● **Exercise prompt**
Return the whole listing, line for line, without the pictures in it.

----------------------------------------

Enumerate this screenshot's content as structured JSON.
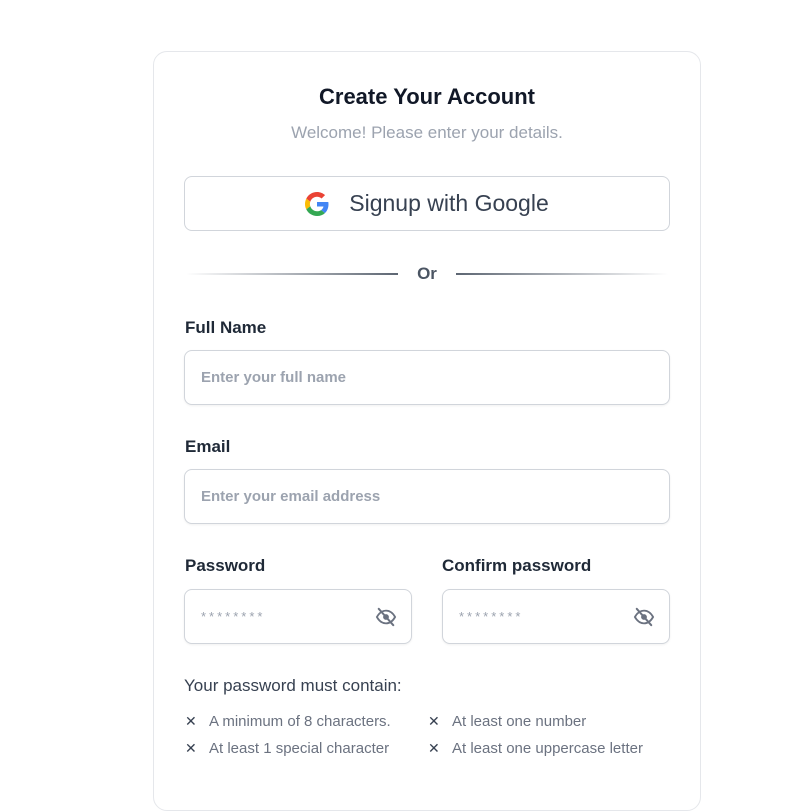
{
  "header": {
    "title": "Create Your Account",
    "subtitle": "Welcome! Please enter your details."
  },
  "google_button": {
    "label": "Signup with Google",
    "icon": "google-icon"
  },
  "divider": {
    "text": "Or"
  },
  "fields": {
    "full_name": {
      "label": "Full Name",
      "value": "",
      "placeholder": "Enter your full name"
    },
    "email": {
      "label": "Email",
      "value": "",
      "placeholder": "Enter your email address"
    },
    "password": {
      "label": "Password",
      "value": "",
      "placeholder": "********",
      "toggle_icon": "eye-off-icon"
    },
    "confirm_password": {
      "label": "Confirm password",
      "value": "",
      "placeholder": "********",
      "toggle_icon": "eye-off-icon"
    }
  },
  "requirements": {
    "title": "Your password must contain:",
    "items": [
      {
        "text": "A minimum of 8 characters.",
        "icon": "x-icon",
        "met": false
      },
      {
        "text": "At least one number",
        "icon": "x-icon",
        "met": false
      },
      {
        "text": "At least 1 special character",
        "icon": "x-icon",
        "met": false
      },
      {
        "text": "At least one uppercase letter",
        "icon": "x-icon",
        "met": false
      }
    ]
  },
  "colors": {
    "title": "#111827",
    "muted": "#9ca3af",
    "border": "#d1d5db"
  }
}
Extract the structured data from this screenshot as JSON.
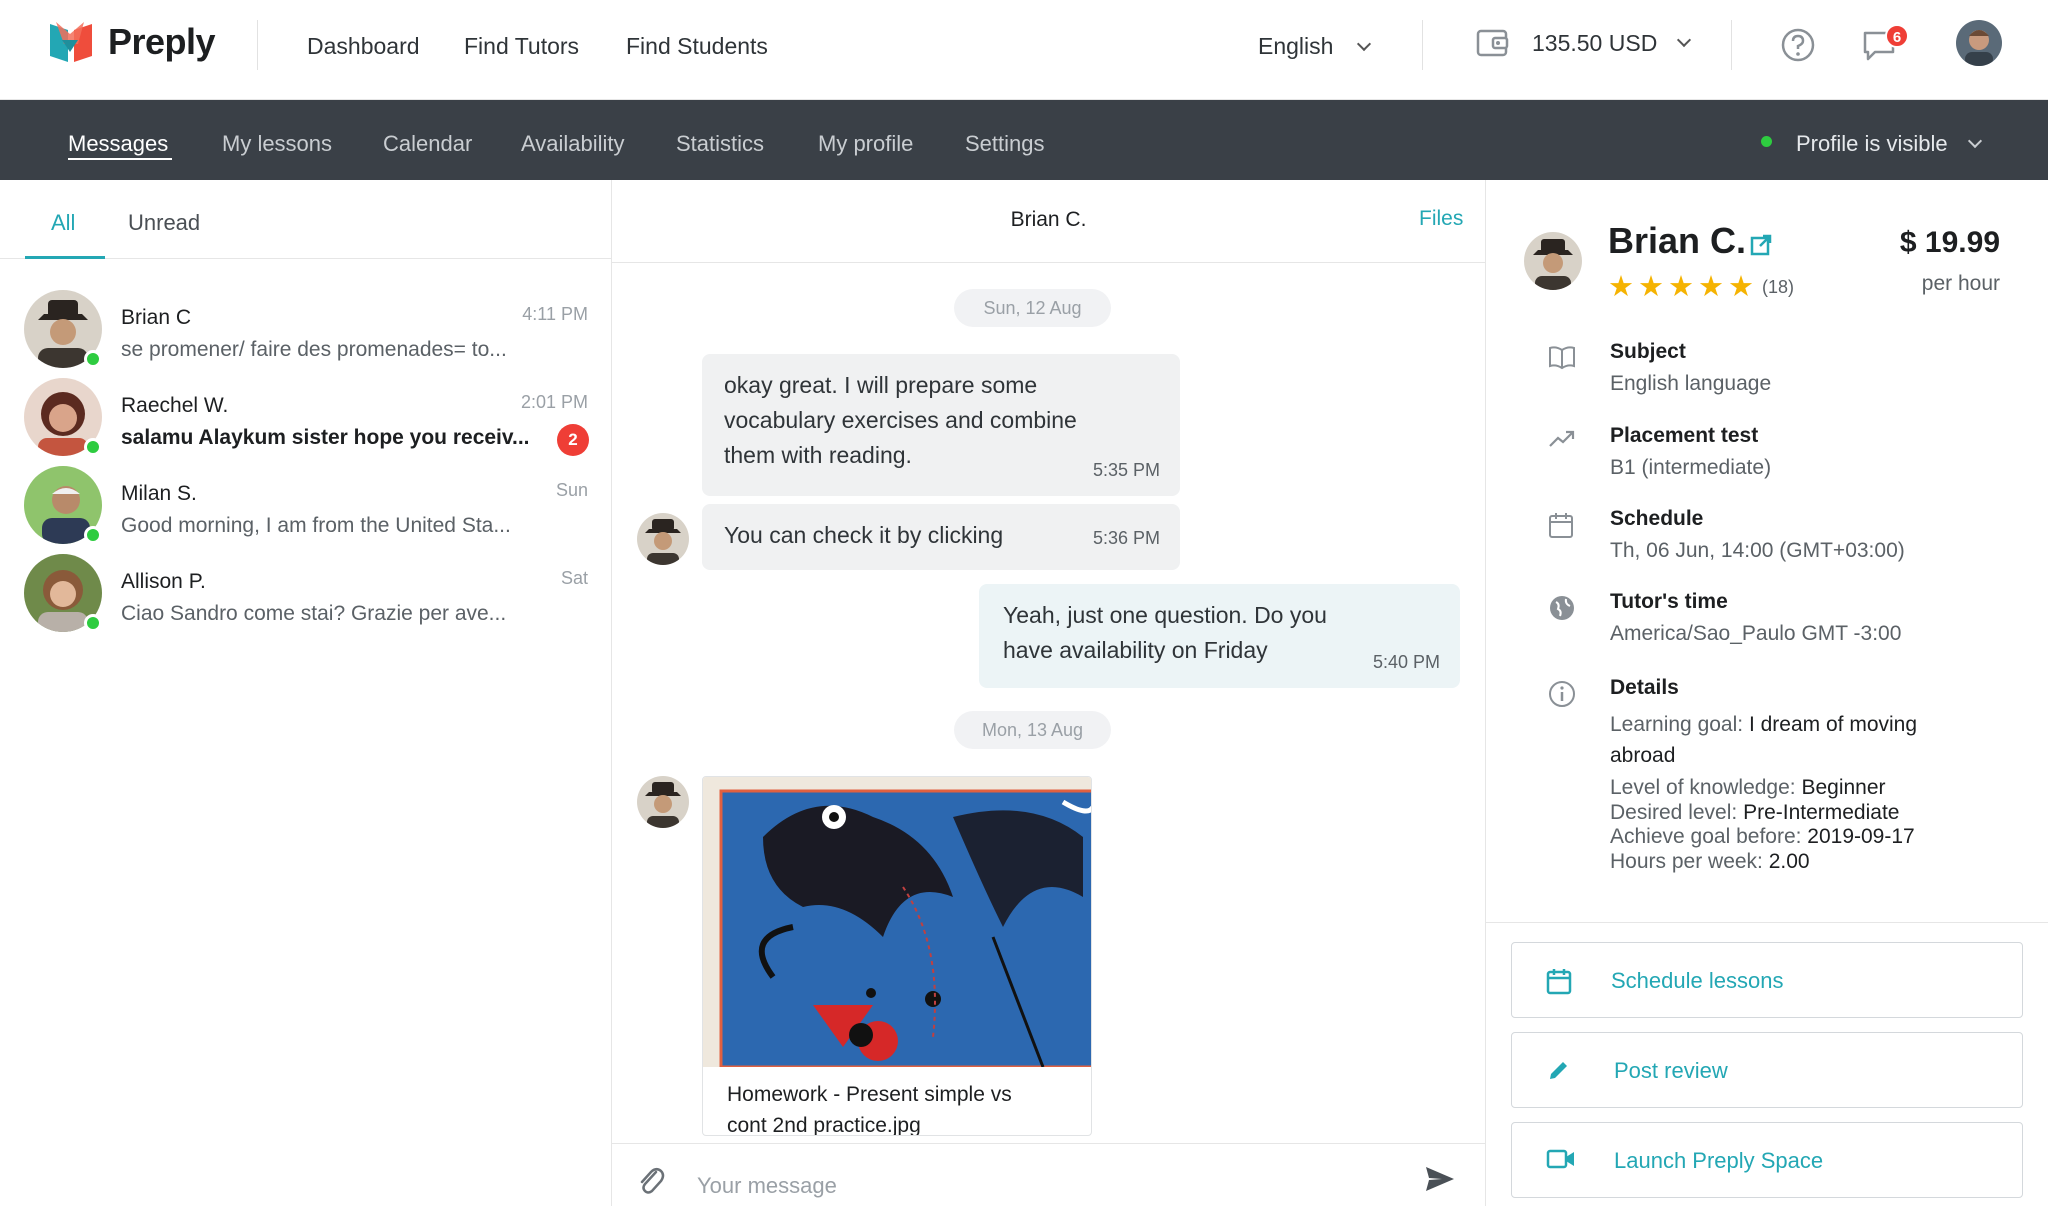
{
  "brand": {
    "name": "Preply",
    "accent": "#23a7b4",
    "danger": "#ef3e36",
    "online": "#2ecc40"
  },
  "topnav": {
    "items": [
      "Dashboard",
      "Find Tutors",
      "Find Students"
    ],
    "language": "English",
    "balance": "135.50 USD",
    "notifications_count": "6"
  },
  "subnav": {
    "items": [
      "Messages",
      "My lessons",
      "Calendar",
      "Availability",
      "Statistics",
      "My profile",
      "Settings"
    ],
    "active": "Messages",
    "visibility": "Profile is visible"
  },
  "inbox": {
    "tabs": {
      "all": "All",
      "unread": "Unread"
    },
    "conversations": [
      {
        "name": "Brian C",
        "time": "4:11 PM",
        "preview": "se promener/ faire des promenades= to...",
        "online": true
      },
      {
        "name": "Raechel W.",
        "time": "2:01 PM",
        "preview": "salamu Alaykum sister hope you receiv...",
        "online": true,
        "unread": "2"
      },
      {
        "name": "Milan S.",
        "time": "Sun",
        "preview": "Good morning, I am from the United Sta...",
        "online": true
      },
      {
        "name": "Allison P.",
        "time": "Sat",
        "preview": "Ciao Sandro come stai? Grazie per ave...",
        "online": true
      }
    ]
  },
  "chat": {
    "title": "Brian C.",
    "files_link": "Files",
    "dates": [
      "Sun, 12 Aug",
      "Mon,  13 Aug"
    ],
    "messages": [
      {
        "from": "tutor",
        "text_lines": [
          "okay great. I will prepare some",
          "vocabulary exercises and combine",
          "them with reading."
        ],
        "time": "5:35 PM"
      },
      {
        "from": "tutor",
        "text": "You can check it by clicking",
        "time": "5:36 PM"
      },
      {
        "from": "me",
        "text_lines": [
          "Yeah, just one question. Do you",
          "have availability on Friday"
        ],
        "time": "5:40 PM"
      }
    ],
    "attachment": {
      "name_lines": [
        "Homework - Present simple vs",
        "cont 2nd practice.jpg"
      ]
    },
    "composer_placeholder": "Your message"
  },
  "tutor": {
    "name": "Brian C.",
    "rating_stars": 5,
    "reviews": "(18)",
    "price": "$ 19.99",
    "per": "per hour",
    "subject": {
      "label": "Subject",
      "value": "English language"
    },
    "placement": {
      "label": "Placement test",
      "value": "B1 (intermediate)"
    },
    "schedule": {
      "label": "Schedule",
      "value": "Th, 06 Jun, 14:00 (GMT+03:00)"
    },
    "time": {
      "label": "Tutor's time",
      "value": "America/Sao_Paulo GMT -3:00"
    },
    "details": {
      "label": "Details",
      "goal_k": "Learning goal: ",
      "goal_v1": "I dream of moving",
      "goal_v2": "abroad",
      "level_k": "Level of knowledge: ",
      "level_v": "Beginner",
      "desired_k": "Desired level: ",
      "desired_v": "Pre-Intermediate",
      "before_k": "Achieve goal before: ",
      "before_v": "2019-09-17",
      "hours_k": "Hours per week: ",
      "hours_v": "2.00"
    },
    "actions": [
      "Schedule lessons",
      "Post review",
      "Launch Preply Space"
    ]
  }
}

----------------------------------------

● **Answer to this problem**
Enumerate this screenshot's content as structured JSON.
{
  "header": {
    "title": "Create Your Account",
    "subtitle": "Welcome! Please enter your details."
  },
  "google_button": {
    "label": "Signup with Google",
    "icon": "google-icon"
  },
  "divider": {
    "text": "Or"
  },
  "fields": {
    "full_name": {
      "label": "Full Name",
      "value": "",
      "placeholder": "Enter your full name"
    },
    "email": {
      "label": "Email",
      "value": "",
      "placeholder": "Enter your email address"
    },
    "password": {
      "label": "Password",
      "value": "",
      "placeholder": "********",
      "toggle_icon": "eye-off-icon"
    },
    "confirm_password": {
      "label": "Confirm password",
      "value": "",
      "placeholder": "********",
      "toggle_icon": "eye-off-icon"
    }
  },
  "requirements": {
    "title": "Your password must contain:",
    "items": [
      {
        "text": "A minimum of 8 characters.",
        "icon": "x-icon",
        "met": false
      },
      {
        "text": "At least one number",
        "icon": "x-icon",
        "met": false
      },
      {
        "text": "At least 1 special character",
        "icon": "x-icon",
        "met": false
      },
      {
        "text": "At least one uppercase letter",
        "icon": "x-icon",
        "met": false
      }
    ]
  },
  "colors": {
    "title": "#111827",
    "muted": "#9ca3af",
    "border": "#d1d5db"
  }
}
Extract the structured data from this screenshot as JSON.
{
  "brand": {
    "name": "Preply",
    "accent": "#23a7b4",
    "danger": "#ef3e36",
    "online": "#2ecc40"
  },
  "topnav": {
    "items": [
      "Dashboard",
      "Find Tutors",
      "Find Students"
    ],
    "language": "English",
    "balance": "135.50 USD",
    "notifications_count": "6"
  },
  "subnav": {
    "items": [
      "Messages",
      "My lessons",
      "Calendar",
      "Availability",
      "Statistics",
      "My profile",
      "Settings"
    ],
    "active": "Messages",
    "visibility": "Profile is visible"
  },
  "inbox": {
    "tabs": {
      "all": "All",
      "unread": "Unread"
    },
    "conversations": [
      {
        "name": "Brian C",
        "time": "4:11 PM",
        "preview": "se promener/ faire des promenades= to...",
        "online": true
      },
      {
        "name": "Raechel W.",
        "time": "2:01 PM",
        "preview": "salamu Alaykum sister hope you receiv...",
        "online": true,
        "unread": "2"
      },
      {
        "name": "Milan S.",
        "time": "Sun",
        "preview": "Good morning, I am from the United Sta...",
        "online": true
      },
      {
        "name": "Allison P.",
        "time": "Sat",
        "preview": "Ciao Sandro come stai? Grazie per ave...",
        "online": true
      }
    ]
  },
  "chat": {
    "title": "Brian C.",
    "files_link": "Files",
    "dates": [
      "Sun, 12 Aug",
      "Mon,  13 Aug"
    ],
    "messages": [
      {
        "from": "tutor",
        "text_lines": [
          "okay great. I will prepare some",
          "vocabulary exercises and combine",
          "them with reading."
        ],
        "time": "5:35 PM"
      },
      {
        "from": "tutor",
        "text": "You can check it by clicking",
        "time": "5:36 PM"
      },
      {
        "from": "me",
        "text_lines": [
          "Yeah, just one question. Do you",
          "have availability on Friday"
        ],
        "time": "5:40 PM"
      }
    ],
    "attachment": {
      "name_lines": [
        "Homework - Present simple vs",
        "cont 2nd practice.jpg"
      ]
    },
    "composer_placeholder": "Your message"
  },
  "tutor": {
    "name": "Brian C.",
    "rating_stars": 5,
    "reviews": "(18)",
    "price": "$ 19.99",
    "per": "per hour",
    "subject": {
      "label": "Subject",
      "value": "English language"
    },
    "placement": {
      "label": "Placement test",
      "value": "B1 (intermediate)"
    },
    "schedule": {
      "label": "Schedule",
      "value": "Th, 06 Jun, 14:00 (GMT+03:00)"
    },
    "time": {
      "label": "Tutor's time",
      "value": "America/Sao_Paulo GMT -3:00"
    },
    "details": {
      "label": "Details",
      "goal_k": "Learning goal: ",
      "goal_v1": "I dream of moving",
      "goal_v2": "abroad",
      "level_k": "Level of knowledge: ",
      "level_v": "Beginner",
      "desired_k": "Desired level: ",
      "desired_v": "Pre-Intermediate",
      "before_k": "Achieve goal before: ",
      "before_v": "2019-09-17",
      "hours_k": "Hours per week: ",
      "hours_v": "2.00"
    },
    "actions": [
      "Schedule lessons",
      "Post review",
      "Launch Preply Space"
    ]
  }
}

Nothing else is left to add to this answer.